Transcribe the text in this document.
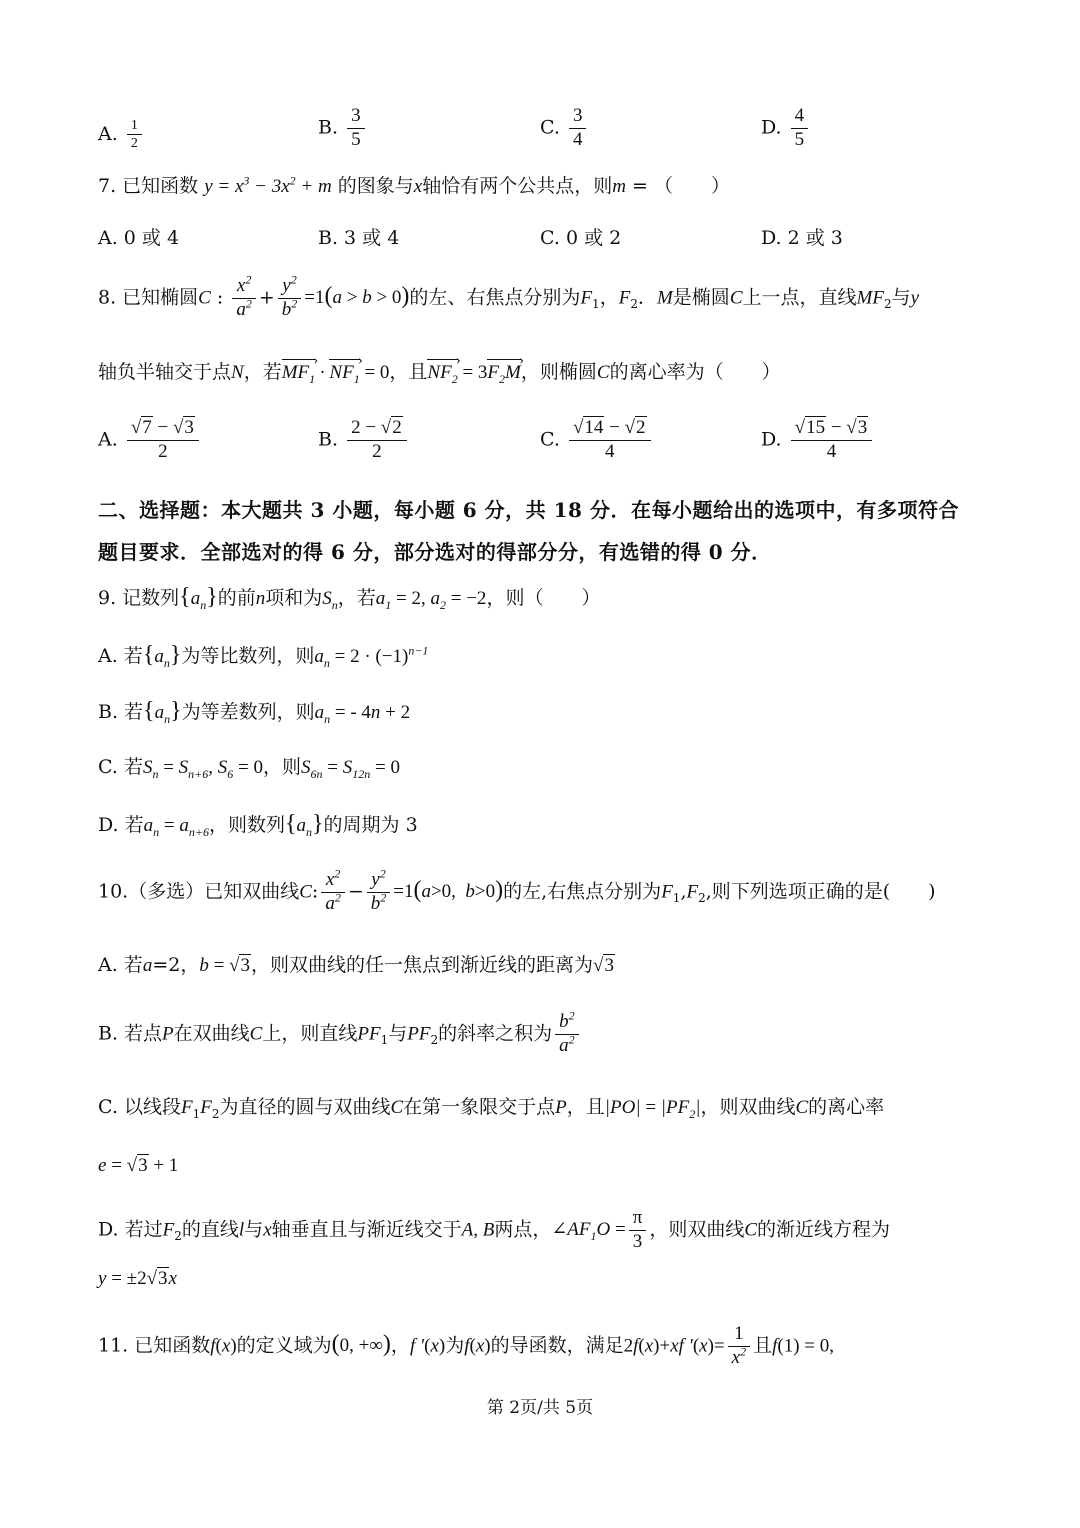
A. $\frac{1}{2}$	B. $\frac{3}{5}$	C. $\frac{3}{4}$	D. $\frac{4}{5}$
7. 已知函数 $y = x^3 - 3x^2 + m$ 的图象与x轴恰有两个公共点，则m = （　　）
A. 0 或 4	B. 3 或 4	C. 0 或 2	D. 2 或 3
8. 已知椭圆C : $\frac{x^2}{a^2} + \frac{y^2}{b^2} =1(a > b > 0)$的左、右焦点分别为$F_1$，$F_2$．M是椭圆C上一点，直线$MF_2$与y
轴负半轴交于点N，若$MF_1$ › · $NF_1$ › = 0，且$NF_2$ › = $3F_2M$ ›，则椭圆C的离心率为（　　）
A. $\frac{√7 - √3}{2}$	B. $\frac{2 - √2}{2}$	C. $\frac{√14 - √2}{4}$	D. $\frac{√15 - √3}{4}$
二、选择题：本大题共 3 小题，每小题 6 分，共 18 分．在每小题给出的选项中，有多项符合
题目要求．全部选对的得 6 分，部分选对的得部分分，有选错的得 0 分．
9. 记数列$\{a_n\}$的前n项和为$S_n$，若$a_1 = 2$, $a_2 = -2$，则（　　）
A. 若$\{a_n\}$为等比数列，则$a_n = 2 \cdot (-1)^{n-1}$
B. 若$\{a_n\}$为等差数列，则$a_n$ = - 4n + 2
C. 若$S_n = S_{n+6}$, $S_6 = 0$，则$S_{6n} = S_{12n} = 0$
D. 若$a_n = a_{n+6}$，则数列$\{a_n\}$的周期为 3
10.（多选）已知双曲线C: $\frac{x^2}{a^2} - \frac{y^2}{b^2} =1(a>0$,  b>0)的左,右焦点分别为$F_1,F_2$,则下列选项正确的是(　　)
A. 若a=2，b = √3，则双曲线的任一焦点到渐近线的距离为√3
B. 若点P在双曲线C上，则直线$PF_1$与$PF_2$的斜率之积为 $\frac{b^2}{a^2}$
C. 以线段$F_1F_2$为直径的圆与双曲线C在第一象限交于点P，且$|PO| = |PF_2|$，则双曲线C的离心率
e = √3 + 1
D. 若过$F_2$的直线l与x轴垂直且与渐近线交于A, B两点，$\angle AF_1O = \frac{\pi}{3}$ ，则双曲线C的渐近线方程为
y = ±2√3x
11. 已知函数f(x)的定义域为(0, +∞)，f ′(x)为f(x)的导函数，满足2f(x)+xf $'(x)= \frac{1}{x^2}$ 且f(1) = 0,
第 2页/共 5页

★ ★ ★ ★ ★

Set exercise
Using the records above, find and show each line with the string "右焦点分别为".

Result of the task
8. 已知椭圆C : $\frac{x^2}{a^2} + \frac{y^2}{b^2} =1(a > b > 0)$的左、右焦点分别为$F_1$，$F_2$．M是椭圆C上一点，直线$MF_2$与y
10.（多选）已知双曲线C: $\frac{x^2}{a^2} - \frac{y^2}{b^2} =1(a>0$,  b>0)的左,右焦点分别为$F_1,F_2$,则下列选项正确的是(　　)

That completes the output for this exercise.